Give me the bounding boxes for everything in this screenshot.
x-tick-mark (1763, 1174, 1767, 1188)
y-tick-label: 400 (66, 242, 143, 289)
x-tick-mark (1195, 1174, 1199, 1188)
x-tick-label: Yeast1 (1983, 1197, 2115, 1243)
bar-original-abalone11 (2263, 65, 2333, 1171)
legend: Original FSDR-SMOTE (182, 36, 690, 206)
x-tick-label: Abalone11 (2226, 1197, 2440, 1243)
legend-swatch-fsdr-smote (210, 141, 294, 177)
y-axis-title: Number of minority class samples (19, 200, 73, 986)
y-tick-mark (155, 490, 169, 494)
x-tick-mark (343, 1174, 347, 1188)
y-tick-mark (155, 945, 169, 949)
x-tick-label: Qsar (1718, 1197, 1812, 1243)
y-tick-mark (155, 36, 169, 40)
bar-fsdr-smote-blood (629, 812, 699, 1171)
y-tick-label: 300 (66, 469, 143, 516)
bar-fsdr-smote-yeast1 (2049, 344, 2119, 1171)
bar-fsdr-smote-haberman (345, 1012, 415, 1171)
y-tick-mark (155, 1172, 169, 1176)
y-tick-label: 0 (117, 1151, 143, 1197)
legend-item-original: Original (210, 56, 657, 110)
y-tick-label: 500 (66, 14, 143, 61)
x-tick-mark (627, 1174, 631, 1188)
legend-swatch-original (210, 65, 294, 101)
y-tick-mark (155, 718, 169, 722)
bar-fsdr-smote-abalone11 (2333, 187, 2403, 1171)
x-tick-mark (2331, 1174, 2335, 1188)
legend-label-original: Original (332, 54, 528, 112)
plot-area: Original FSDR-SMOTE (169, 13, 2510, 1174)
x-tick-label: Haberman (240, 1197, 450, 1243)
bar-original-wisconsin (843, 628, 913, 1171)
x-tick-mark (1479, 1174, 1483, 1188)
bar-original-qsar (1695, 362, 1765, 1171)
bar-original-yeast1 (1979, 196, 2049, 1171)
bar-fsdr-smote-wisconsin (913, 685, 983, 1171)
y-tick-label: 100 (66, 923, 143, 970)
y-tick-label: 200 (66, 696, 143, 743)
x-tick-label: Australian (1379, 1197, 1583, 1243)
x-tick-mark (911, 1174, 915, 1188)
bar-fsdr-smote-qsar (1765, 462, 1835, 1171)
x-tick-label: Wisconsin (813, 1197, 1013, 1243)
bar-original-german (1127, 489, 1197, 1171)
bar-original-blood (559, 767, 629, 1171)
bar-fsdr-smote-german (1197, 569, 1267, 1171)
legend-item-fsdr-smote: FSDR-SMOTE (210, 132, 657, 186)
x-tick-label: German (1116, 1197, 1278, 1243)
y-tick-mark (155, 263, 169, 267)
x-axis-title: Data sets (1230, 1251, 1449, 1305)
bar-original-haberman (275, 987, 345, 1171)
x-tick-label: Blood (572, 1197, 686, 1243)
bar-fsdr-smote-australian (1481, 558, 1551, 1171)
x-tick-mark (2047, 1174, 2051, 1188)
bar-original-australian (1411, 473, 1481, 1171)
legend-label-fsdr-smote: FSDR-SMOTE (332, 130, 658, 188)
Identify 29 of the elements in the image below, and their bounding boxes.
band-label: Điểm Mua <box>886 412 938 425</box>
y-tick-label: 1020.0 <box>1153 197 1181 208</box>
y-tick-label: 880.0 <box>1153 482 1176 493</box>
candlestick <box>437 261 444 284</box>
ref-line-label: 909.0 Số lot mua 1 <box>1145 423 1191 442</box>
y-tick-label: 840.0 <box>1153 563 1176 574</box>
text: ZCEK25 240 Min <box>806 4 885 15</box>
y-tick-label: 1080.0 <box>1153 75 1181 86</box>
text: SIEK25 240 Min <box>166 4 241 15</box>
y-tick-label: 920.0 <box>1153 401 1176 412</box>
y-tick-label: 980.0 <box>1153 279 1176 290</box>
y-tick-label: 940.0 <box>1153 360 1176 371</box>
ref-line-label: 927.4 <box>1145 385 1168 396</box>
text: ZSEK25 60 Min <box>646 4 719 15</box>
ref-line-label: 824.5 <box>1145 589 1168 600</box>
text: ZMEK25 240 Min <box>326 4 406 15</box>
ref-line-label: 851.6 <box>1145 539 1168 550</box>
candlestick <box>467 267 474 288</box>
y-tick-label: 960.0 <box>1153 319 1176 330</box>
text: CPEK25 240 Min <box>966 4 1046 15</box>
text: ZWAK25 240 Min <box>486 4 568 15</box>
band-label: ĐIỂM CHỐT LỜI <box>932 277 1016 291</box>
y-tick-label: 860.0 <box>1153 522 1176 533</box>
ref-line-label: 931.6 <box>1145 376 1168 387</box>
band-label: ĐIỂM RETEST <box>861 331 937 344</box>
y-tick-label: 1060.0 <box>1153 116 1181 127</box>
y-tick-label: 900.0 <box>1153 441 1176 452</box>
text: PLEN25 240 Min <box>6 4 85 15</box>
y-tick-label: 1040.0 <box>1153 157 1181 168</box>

• [YOUR OBJECTIVE]
Print every line above verbatim, from the first through the last, without any alteration.

• [ANSWER TO THIS PROBLEM]
Give me the bounding boxes for everything in this screenshot.
x-tick-mark (1763, 1174, 1767, 1188)
y-tick-label: 400 (66, 242, 143, 289)
x-tick-mark (1195, 1174, 1199, 1188)
x-tick-label: Yeast1 (1983, 1197, 2115, 1243)
bar-original-abalone11 (2263, 65, 2333, 1171)
legend: Original FSDR-SMOTE (182, 36, 690, 206)
x-tick-label: Abalone11 (2226, 1197, 2440, 1243)
legend-swatch-fsdr-smote (210, 141, 294, 177)
y-axis-title: Number of minority class samples (19, 200, 73, 986)
y-tick-mark (155, 490, 169, 494)
x-tick-mark (343, 1174, 347, 1188)
y-tick-mark (155, 945, 169, 949)
x-tick-label: Qsar (1718, 1197, 1812, 1243)
y-tick-mark (155, 36, 169, 40)
bar-fsdr-smote-blood (629, 812, 699, 1171)
y-tick-label: 300 (66, 469, 143, 516)
bar-fsdr-smote-yeast1 (2049, 344, 2119, 1171)
bar-fsdr-smote-haberman (345, 1012, 415, 1171)
y-tick-mark (155, 1172, 169, 1176)
y-tick-label: 0 (117, 1151, 143, 1197)
legend-item-original: Original (210, 56, 657, 110)
y-tick-label: 500 (66, 14, 143, 61)
x-tick-mark (627, 1174, 631, 1188)
legend-swatch-original (210, 65, 294, 101)
y-tick-mark (155, 718, 169, 722)
bar-fsdr-smote-abalone11 (2333, 187, 2403, 1171)
x-tick-mark (2331, 1174, 2335, 1188)
legend-label-original: Original (332, 54, 528, 112)
plot-area: Original FSDR-SMOTE (169, 13, 2510, 1174)
x-tick-label: Haberman (240, 1197, 450, 1243)
bar-original-wisconsin (843, 628, 913, 1171)
x-tick-mark (1479, 1174, 1483, 1188)
bar-original-qsar (1695, 362, 1765, 1171)
bar-original-yeast1 (1979, 196, 2049, 1171)
bar-fsdr-smote-wisconsin (913, 685, 983, 1171)
y-tick-label: 100 (66, 923, 143, 970)
y-tick-label: 200 (66, 696, 143, 743)
x-tick-label: Australian (1379, 1197, 1583, 1243)
x-tick-mark (911, 1174, 915, 1188)
bar-fsdr-smote-qsar (1765, 462, 1835, 1171)
x-tick-label: Wisconsin (813, 1197, 1013, 1243)
bar-original-german (1127, 489, 1197, 1171)
bar-original-blood (559, 767, 629, 1171)
bar-fsdr-smote-german (1197, 569, 1267, 1171)
legend-item-fsdr-smote: FSDR-SMOTE (210, 132, 657, 186)
x-tick-label: German (1116, 1197, 1278, 1243)
y-tick-mark (155, 263, 169, 267)
x-axis-title: Data sets (1230, 1251, 1449, 1305)
bar-original-haberman (275, 987, 345, 1171)
x-tick-label: Blood (572, 1197, 686, 1243)
bar-fsdr-smote-australian (1481, 558, 1551, 1171)
x-tick-mark (2047, 1174, 2051, 1188)
bar-original-australian (1411, 473, 1481, 1171)
legend-label-fsdr-smote: FSDR-SMOTE (332, 130, 658, 188)
Identify 29 of the elements in the image below, and their bounding boxes.
band-label: Điểm Mua <box>886 412 938 425</box>
y-tick-label: 1020.0 <box>1153 197 1181 208</box>
y-tick-label: 880.0 <box>1153 482 1176 493</box>
candlestick <box>437 261 444 284</box>
ref-line-label: 909.0 Số lot mua 1 <box>1145 423 1191 442</box>
y-tick-label: 840.0 <box>1153 563 1176 574</box>
text: ZCEK25 240 Min <box>806 4 885 15</box>
y-tick-label: 1080.0 <box>1153 75 1181 86</box>
text: SIEK25 240 Min <box>166 4 241 15</box>
y-tick-label: 920.0 <box>1153 401 1176 412</box>
y-tick-label: 980.0 <box>1153 279 1176 290</box>
y-tick-label: 940.0 <box>1153 360 1176 371</box>
ref-line-label: 927.4 <box>1145 385 1168 396</box>
text: ZSEK25 60 Min <box>646 4 719 15</box>
ref-line-label: 824.5 <box>1145 589 1168 600</box>
text: ZMEK25 240 Min <box>326 4 406 15</box>
ref-line-label: 851.6 <box>1145 539 1168 550</box>
candlestick <box>467 267 474 288</box>
y-tick-label: 960.0 <box>1153 319 1176 330</box>
text: CPEK25 240 Min <box>966 4 1046 15</box>
text: ZWAK25 240 Min <box>486 4 568 15</box>
band-label: ĐIỂM CHỐT LỜI <box>932 277 1016 291</box>
y-tick-label: 860.0 <box>1153 522 1176 533</box>
ref-line-label: 931.6 <box>1145 376 1168 387</box>
band-label: ĐIỂM RETEST <box>861 331 937 344</box>
y-tick-label: 1060.0 <box>1153 116 1181 127</box>
y-tick-label: 900.0 <box>1153 441 1176 452</box>
text: PLEN25 240 Min <box>6 4 85 15</box>
y-tick-label: 1040.0 <box>1153 157 1181 168</box>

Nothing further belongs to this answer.